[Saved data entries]
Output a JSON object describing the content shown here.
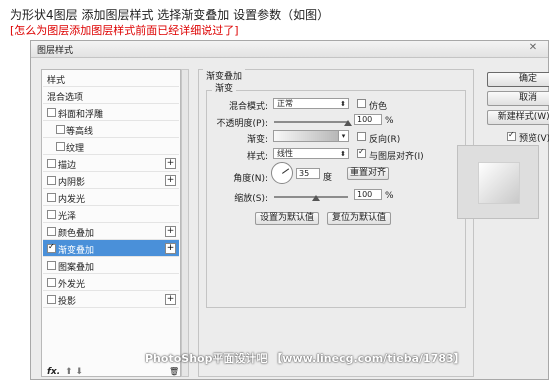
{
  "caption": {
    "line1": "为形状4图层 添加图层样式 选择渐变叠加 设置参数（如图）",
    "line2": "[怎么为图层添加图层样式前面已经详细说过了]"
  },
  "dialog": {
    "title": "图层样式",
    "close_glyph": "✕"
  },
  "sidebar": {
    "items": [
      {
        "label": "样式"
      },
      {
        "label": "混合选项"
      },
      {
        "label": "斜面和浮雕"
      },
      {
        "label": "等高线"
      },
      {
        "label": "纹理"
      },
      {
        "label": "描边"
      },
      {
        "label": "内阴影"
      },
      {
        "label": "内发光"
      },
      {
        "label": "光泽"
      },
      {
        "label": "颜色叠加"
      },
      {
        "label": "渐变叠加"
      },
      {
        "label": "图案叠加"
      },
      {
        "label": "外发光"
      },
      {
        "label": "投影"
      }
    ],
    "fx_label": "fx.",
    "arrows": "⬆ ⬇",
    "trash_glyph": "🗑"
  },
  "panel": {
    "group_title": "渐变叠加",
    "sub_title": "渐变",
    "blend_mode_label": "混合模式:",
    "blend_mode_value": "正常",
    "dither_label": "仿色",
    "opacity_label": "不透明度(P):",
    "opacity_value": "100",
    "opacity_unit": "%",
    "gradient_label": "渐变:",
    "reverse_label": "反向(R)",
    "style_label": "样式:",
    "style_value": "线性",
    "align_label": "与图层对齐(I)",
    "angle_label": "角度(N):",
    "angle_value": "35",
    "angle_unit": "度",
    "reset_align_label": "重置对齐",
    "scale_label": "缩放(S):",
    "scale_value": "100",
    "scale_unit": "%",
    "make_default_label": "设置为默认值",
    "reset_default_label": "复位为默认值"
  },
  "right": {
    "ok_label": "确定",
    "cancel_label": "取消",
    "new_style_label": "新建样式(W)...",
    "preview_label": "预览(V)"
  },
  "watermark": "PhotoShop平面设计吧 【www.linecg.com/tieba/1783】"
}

==

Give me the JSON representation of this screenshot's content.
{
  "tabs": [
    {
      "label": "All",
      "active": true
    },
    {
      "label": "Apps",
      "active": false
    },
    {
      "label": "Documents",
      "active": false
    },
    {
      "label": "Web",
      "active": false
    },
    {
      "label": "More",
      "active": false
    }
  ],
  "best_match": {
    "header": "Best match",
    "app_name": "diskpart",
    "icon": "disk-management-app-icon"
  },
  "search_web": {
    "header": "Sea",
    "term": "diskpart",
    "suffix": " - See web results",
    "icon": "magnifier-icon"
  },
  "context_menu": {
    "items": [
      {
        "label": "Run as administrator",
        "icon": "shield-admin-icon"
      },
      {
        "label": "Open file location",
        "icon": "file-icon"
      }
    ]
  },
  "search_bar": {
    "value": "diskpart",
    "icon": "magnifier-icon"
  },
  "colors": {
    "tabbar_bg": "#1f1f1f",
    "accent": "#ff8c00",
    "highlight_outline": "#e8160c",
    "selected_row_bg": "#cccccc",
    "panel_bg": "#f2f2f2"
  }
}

**EXERCISE GOAL**
Identify the lines above that contain the word "icon", then copy them.

**CORRECT OUTPUT**
    "icon": "disk-management-app-icon"
    "icon": "magnifier-icon"
        "icon": "shield-admin-icon"
        "icon": "file-icon"
    "icon": "magnifier-icon"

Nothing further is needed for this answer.